Return each line holding the string "title".

==========

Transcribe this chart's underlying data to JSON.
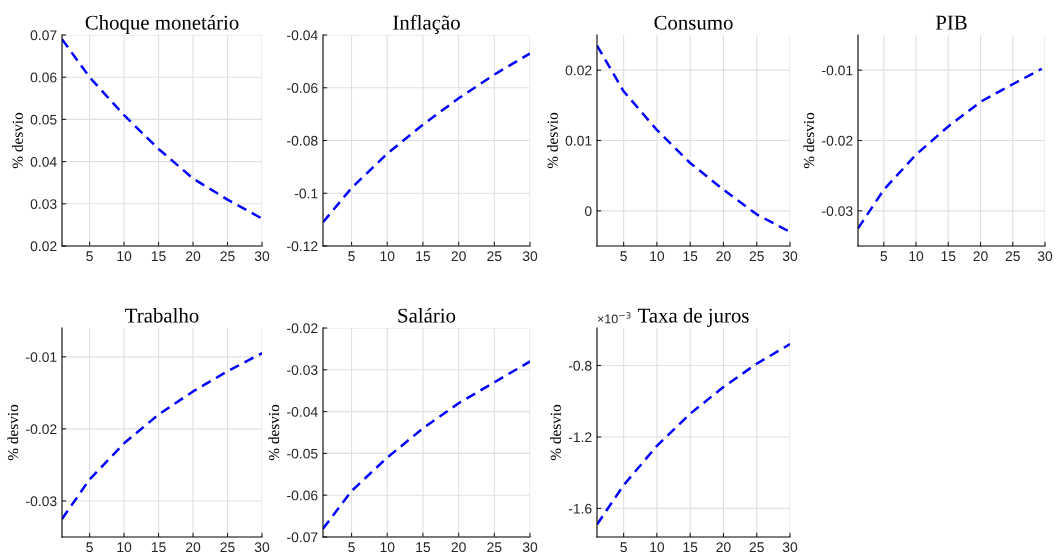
{
  "chart_data": [
    {
      "type": "line",
      "title": "Choque monetário",
      "ylabel": "% desvio",
      "x": [
        1,
        5,
        10,
        15,
        20,
        25,
        30
      ],
      "xlim": [
        1,
        30
      ],
      "xticks": [
        5,
        10,
        15,
        20,
        25,
        30
      ],
      "ylim": [
        0.02,
        0.07
      ],
      "yticks": [
        0.02,
        0.03,
        0.04,
        0.05,
        0.06,
        0.07
      ],
      "grid": true,
      "line_style": "dashed",
      "series": [
        {
          "color": "#0000ff",
          "values": [
            0.069,
            0.06,
            0.051,
            0.043,
            0.036,
            0.031,
            0.0265
          ]
        }
      ]
    },
    {
      "type": "line",
      "title": "Inflação",
      "x": [
        1,
        5,
        10,
        15,
        20,
        25,
        30
      ],
      "xlim": [
        1,
        30
      ],
      "xticks": [
        5,
        10,
        15,
        20,
        25,
        30
      ],
      "ylim": [
        -0.12,
        -0.04
      ],
      "yticks": [
        -0.12,
        -0.1,
        -0.08,
        -0.06,
        -0.04
      ],
      "grid": true,
      "line_style": "dashed",
      "series": [
        {
          "color": "#0000ff",
          "values": [
            -0.111,
            -0.098,
            -0.085,
            -0.074,
            -0.064,
            -0.055,
            -0.047
          ]
        }
      ]
    },
    {
      "type": "line",
      "title": "Consumo",
      "ylabel": "% desvio",
      "x": [
        1,
        5,
        10,
        15,
        20,
        25,
        30
      ],
      "xlim": [
        1,
        30
      ],
      "xticks": [
        5,
        10,
        15,
        20,
        25,
        30
      ],
      "ylim": [
        -0.005,
        0.025
      ],
      "yticks": [
        0,
        0.01,
        0.02
      ],
      "grid": true,
      "line_style": "dashed",
      "series": [
        {
          "color": "#0000ff",
          "values": [
            0.0235,
            0.017,
            0.0115,
            0.0068,
            0.003,
            -0.0005,
            -0.003
          ]
        }
      ]
    },
    {
      "type": "line",
      "title": "PIB",
      "ylabel": "% desvio",
      "x": [
        1,
        5,
        10,
        15,
        20,
        25,
        29.5
      ],
      "xlim": [
        1,
        30
      ],
      "xticks": [
        5,
        10,
        15,
        20,
        25,
        30
      ],
      "ylim": [
        -0.035,
        -0.005
      ],
      "yticks": [
        -0.03,
        -0.02,
        -0.01
      ],
      "grid": true,
      "line_style": "dashed",
      "series": [
        {
          "color": "#0000ff",
          "values": [
            -0.0325,
            -0.027,
            -0.022,
            -0.018,
            -0.0145,
            -0.012,
            -0.0098
          ]
        }
      ]
    },
    {
      "type": "line",
      "title": "Trabalho",
      "ylabel": "% desvio",
      "x": [
        1,
        5,
        10,
        15,
        20,
        25,
        30
      ],
      "xlim": [
        1,
        30
      ],
      "xticks": [
        5,
        10,
        15,
        20,
        25,
        30
      ],
      "ylim": [
        -0.035,
        -0.006
      ],
      "yticks": [
        -0.03,
        -0.02,
        -0.01
      ],
      "grid": true,
      "line_style": "dashed",
      "series": [
        {
          "color": "#0000ff",
          "values": [
            -0.0325,
            -0.027,
            -0.022,
            -0.018,
            -0.0148,
            -0.012,
            -0.0095
          ]
        }
      ]
    },
    {
      "type": "line",
      "title": "Salário",
      "ylabel": "% desvio",
      "x": [
        1,
        5,
        10,
        15,
        20,
        25,
        30
      ],
      "xlim": [
        1,
        30
      ],
      "xticks": [
        5,
        10,
        15,
        20,
        25,
        30
      ],
      "ylim": [
        -0.07,
        -0.02
      ],
      "yticks": [
        -0.07,
        -0.06,
        -0.05,
        -0.04,
        -0.03,
        -0.02
      ],
      "grid": true,
      "line_style": "dashed",
      "series": [
        {
          "color": "#0000ff",
          "values": [
            -0.068,
            -0.059,
            -0.051,
            -0.044,
            -0.038,
            -0.033,
            -0.028
          ]
        }
      ]
    },
    {
      "type": "line",
      "title": "Taxa de juros",
      "ylabel": "% desvio",
      "annotations": [
        "×10$^{−3}$"
      ],
      "x": [
        1,
        5,
        10,
        15,
        20,
        25,
        30
      ],
      "xlim": [
        1,
        30
      ],
      "xticks": [
        5,
        10,
        15,
        20,
        25,
        30
      ],
      "ylim": [
        -1.76,
        -0.59
      ],
      "yticks": [
        -1.6,
        -1.2,
        -0.8
      ],
      "grid": true,
      "line_style": "dashed",
      "series": [
        {
          "color": "#0000ff",
          "values": [
            -1.69,
            -1.47,
            -1.25,
            -1.07,
            -0.92,
            -0.79,
            -0.68
          ]
        }
      ]
    }
  ]
}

==========

● **EXERCISE ANSWER**:
      "title": "Choque monetário",
      "title": "Inflação",
      "title": "Consumo",
      "title": "PIB",
      "title": "Trabalho",
      "title": "Salário",
      "title": "Taxa de juros",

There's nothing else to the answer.